◆ TASK INSTRUCTIONS
Skip the pictures. Copy all the rest of the records down exactly.

◆ DATASET ROWS
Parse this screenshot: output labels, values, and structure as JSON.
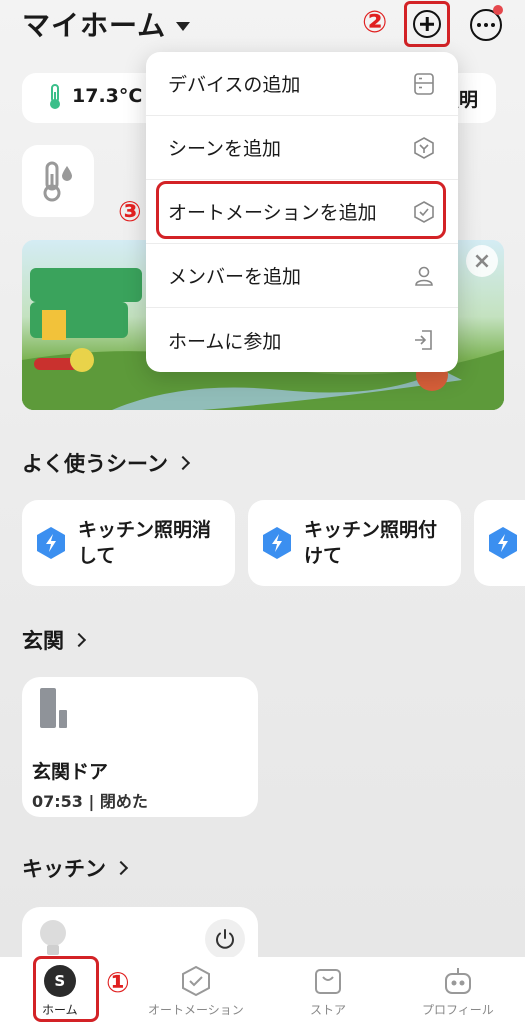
{
  "header": {
    "title": "マイホーム",
    "annotation_add": "②"
  },
  "weather": {
    "temperature": "17.3°C",
    "right_text": "照明"
  },
  "menu": {
    "items": [
      {
        "label": "デバイスの追加",
        "icon": "device-icon"
      },
      {
        "label": "シーンを追加",
        "icon": "scene-icon"
      },
      {
        "label": "オートメーションを追加",
        "icon": "automation-icon"
      },
      {
        "label": "メンバーを追加",
        "icon": "member-icon"
      },
      {
        "label": "ホームに参加",
        "icon": "join-icon"
      }
    ],
    "annotation": "③"
  },
  "sections": {
    "favorite_scenes": "よく使うシーン",
    "entrance": "玄関",
    "kitchen": "キッチン"
  },
  "scenes": [
    {
      "line1": "キッチン照明消",
      "line2": "して"
    },
    {
      "line1": "キッチン照明付",
      "line2": "けて"
    }
  ],
  "door": {
    "name": "玄関ドア",
    "status": "07:53 | 閉めた"
  },
  "bottom_nav": {
    "items": [
      {
        "label": "ホーム",
        "avatar": "S"
      },
      {
        "label": "オートメーション"
      },
      {
        "label": "ストア"
      },
      {
        "label": "プロフィール"
      }
    ],
    "annotation_home": "①"
  },
  "colors": {
    "highlight_red": "#d32226",
    "scene_icon_blue": "#3b8ff0"
  }
}
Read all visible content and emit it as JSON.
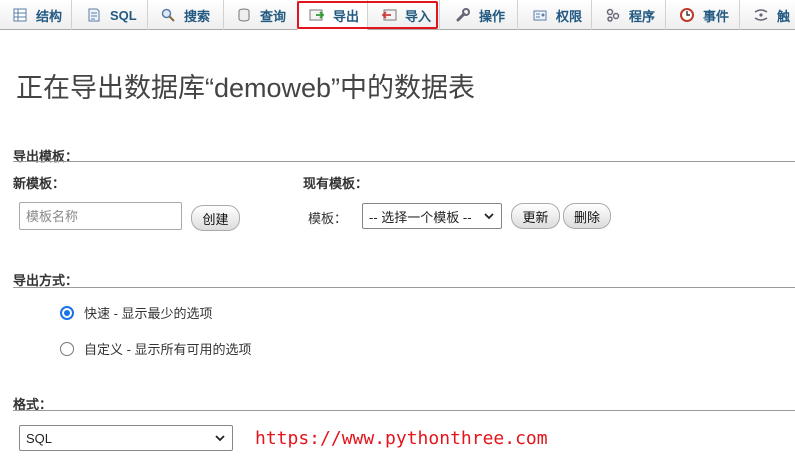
{
  "tabs": [
    {
      "label": "结构",
      "icon": "structure-icon",
      "active": false
    },
    {
      "label": "SQL",
      "icon": "sql-icon",
      "active": false
    },
    {
      "label": "搜索",
      "icon": "search-icon",
      "active": false
    },
    {
      "label": "查询",
      "icon": "query-icon",
      "active": false
    },
    {
      "label": "导出",
      "icon": "export-icon",
      "active": true
    },
    {
      "label": "导入",
      "icon": "import-icon",
      "active": false
    },
    {
      "label": "操作",
      "icon": "wrench-icon",
      "active": false
    },
    {
      "label": "权限",
      "icon": "privileges-icon",
      "active": false
    },
    {
      "label": "程序",
      "icon": "routines-icon",
      "active": false
    },
    {
      "label": "事件",
      "icon": "clock-icon",
      "active": false
    },
    {
      "label": "触",
      "icon": "triggers-icon",
      "active": false
    }
  ],
  "highlight_color": "#e3141b",
  "accent_color": "#235a81",
  "page": {
    "title": "正在导出数据库“demoweb”中的数据表"
  },
  "template_section": {
    "title": "导出模板：",
    "new_template": {
      "title": "新模板：",
      "input_placeholder": "模板名称",
      "create_button": "创建"
    },
    "existing_template": {
      "title": "现有模板：",
      "label": "模板：",
      "select_value": "-- 选择一个模板 --",
      "update_button": "更新",
      "delete_button": "删除"
    }
  },
  "method_section": {
    "title": "导出方式：",
    "options": [
      {
        "label": "快速 - 显示最少的选项",
        "checked": true
      },
      {
        "label": "自定义 - 显示所有可用的选项",
        "checked": false
      }
    ]
  },
  "format_section": {
    "title": "格式：",
    "select_value": "SQL"
  },
  "watermark": "https://www.pythonthree.com"
}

◆ SOLUTION TO THIS EXERCISE
Parse this screenshot: output labels, values, and structure as JSON.
{
  "header": {
    "title": "マイホーム",
    "annotation_add": "②"
  },
  "weather": {
    "temperature": "17.3°C",
    "right_text": "照明"
  },
  "menu": {
    "items": [
      {
        "label": "デバイスの追加",
        "icon": "device-icon"
      },
      {
        "label": "シーンを追加",
        "icon": "scene-icon"
      },
      {
        "label": "オートメーションを追加",
        "icon": "automation-icon"
      },
      {
        "label": "メンバーを追加",
        "icon": "member-icon"
      },
      {
        "label": "ホームに参加",
        "icon": "join-icon"
      }
    ],
    "annotation": "③"
  },
  "sections": {
    "favorite_scenes": "よく使うシーン",
    "entrance": "玄関",
    "kitchen": "キッチン"
  },
  "scenes": [
    {
      "line1": "キッチン照明消",
      "line2": "して"
    },
    {
      "line1": "キッチン照明付",
      "line2": "けて"
    }
  ],
  "door": {
    "name": "玄関ドア",
    "status": "07:53 | 閉めた"
  },
  "bottom_nav": {
    "items": [
      {
        "label": "ホーム",
        "avatar": "S"
      },
      {
        "label": "オートメーション"
      },
      {
        "label": "ストア"
      },
      {
        "label": "プロフィール"
      }
    ],
    "annotation_home": "①"
  },
  "colors": {
    "highlight_red": "#d32226",
    "scene_icon_blue": "#3b8ff0"
  }
}
Read all visible content and emit it as JSON.
{
  "tabs": [
    {
      "label": "结构",
      "icon": "structure-icon",
      "active": false
    },
    {
      "label": "SQL",
      "icon": "sql-icon",
      "active": false
    },
    {
      "label": "搜索",
      "icon": "search-icon",
      "active": false
    },
    {
      "label": "查询",
      "icon": "query-icon",
      "active": false
    },
    {
      "label": "导出",
      "icon": "export-icon",
      "active": true
    },
    {
      "label": "导入",
      "icon": "import-icon",
      "active": false
    },
    {
      "label": "操作",
      "icon": "wrench-icon",
      "active": false
    },
    {
      "label": "权限",
      "icon": "privileges-icon",
      "active": false
    },
    {
      "label": "程序",
      "icon": "routines-icon",
      "active": false
    },
    {
      "label": "事件",
      "icon": "clock-icon",
      "active": false
    },
    {
      "label": "触",
      "icon": "triggers-icon",
      "active": false
    }
  ],
  "highlight_color": "#e3141b",
  "accent_color": "#235a81",
  "page": {
    "title": "正在导出数据库“demoweb”中的数据表"
  },
  "template_section": {
    "title": "导出模板：",
    "new_template": {
      "title": "新模板：",
      "input_placeholder": "模板名称",
      "create_button": "创建"
    },
    "existing_template": {
      "title": "现有模板：",
      "label": "模板：",
      "select_value": "-- 选择一个模板 --",
      "update_button": "更新",
      "delete_button": "删除"
    }
  },
  "method_section": {
    "title": "导出方式：",
    "options": [
      {
        "label": "快速 - 显示最少的选项",
        "checked": true
      },
      {
        "label": "自定义 - 显示所有可用的选项",
        "checked": false
      }
    ]
  },
  "format_section": {
    "title": "格式：",
    "select_value": "SQL"
  },
  "watermark": "https://www.pythonthree.com"
}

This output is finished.